* EXERCISE DIRECTIONS
Give back the whole listing exactly as shown.

================================

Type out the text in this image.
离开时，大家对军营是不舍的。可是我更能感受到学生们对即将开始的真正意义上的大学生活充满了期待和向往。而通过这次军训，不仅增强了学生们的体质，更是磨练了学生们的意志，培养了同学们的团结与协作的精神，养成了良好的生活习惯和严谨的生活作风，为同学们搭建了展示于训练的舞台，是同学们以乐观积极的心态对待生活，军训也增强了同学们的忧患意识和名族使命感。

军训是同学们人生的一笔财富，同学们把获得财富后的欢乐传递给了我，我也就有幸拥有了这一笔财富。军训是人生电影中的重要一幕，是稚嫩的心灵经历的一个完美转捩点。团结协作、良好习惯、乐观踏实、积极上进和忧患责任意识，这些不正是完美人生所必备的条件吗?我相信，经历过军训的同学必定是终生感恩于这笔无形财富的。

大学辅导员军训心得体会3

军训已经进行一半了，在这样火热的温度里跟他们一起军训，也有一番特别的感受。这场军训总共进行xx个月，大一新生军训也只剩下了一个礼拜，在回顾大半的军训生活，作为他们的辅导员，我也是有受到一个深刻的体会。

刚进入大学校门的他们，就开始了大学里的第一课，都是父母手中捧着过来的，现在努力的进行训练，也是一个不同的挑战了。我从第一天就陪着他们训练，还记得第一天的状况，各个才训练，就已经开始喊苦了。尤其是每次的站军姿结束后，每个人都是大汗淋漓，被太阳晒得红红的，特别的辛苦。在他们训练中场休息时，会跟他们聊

================================

* RESULT
Type out the text in this image.
离开时，大家对军营是不舍的。可是我更能感受到学生们对即将开始的真正意义上的大学生活充满了期待和向往。而通过这次军训，不仅增强了学生们的体质，更是磨练了学生们的意志，培养了同学们的团结与协作的精神，养成了良好的生活习惯和严谨的生活作风，为同学们搭建了展示于训练的舞台，是同学们以乐观积极的心态对待生活，军训也增强了同学们的忧患意识和名族使命感。

军训是同学们人生的一笔财富，同学们把获得财富后的欢乐传递给了我，我也就有幸拥有了这一笔财富。军训是人生电影中的重要一幕，是稚嫩的心灵经历的一个完美转捩点。团结协作、良好习惯、乐观踏实、积极上进和忧患责任意识，这些不正是完美人生所必备的条件吗?我相信，经历过军训的同学必定是终生感恩于这笔无形财富的。

大学辅导员军训心得体会3

军训已经进行一半了，在这样火热的温度里跟他们一起军训，也有一番特别的感受。这场军训总共进行xx个月，大一新生军训也只剩下了一个礼拜，在回顾大半的军训生活，作为他们的辅导员，我也是有受到一个深刻的体会。

刚进入大学校门的他们，就开始了大学里的第一课，都是父母手中捧着过来的，现在努力的进行训练，也是一个不同的挑战了。我从第一天就陪着他们训练，还记得第一天的状况，各个才训练，就已经开始喊苦了。尤其是每次的站军姿结束后，每个人都是大汗淋漓，被太阳晒得红红的，特别的辛苦。在他们训练中场休息时，会跟他们聊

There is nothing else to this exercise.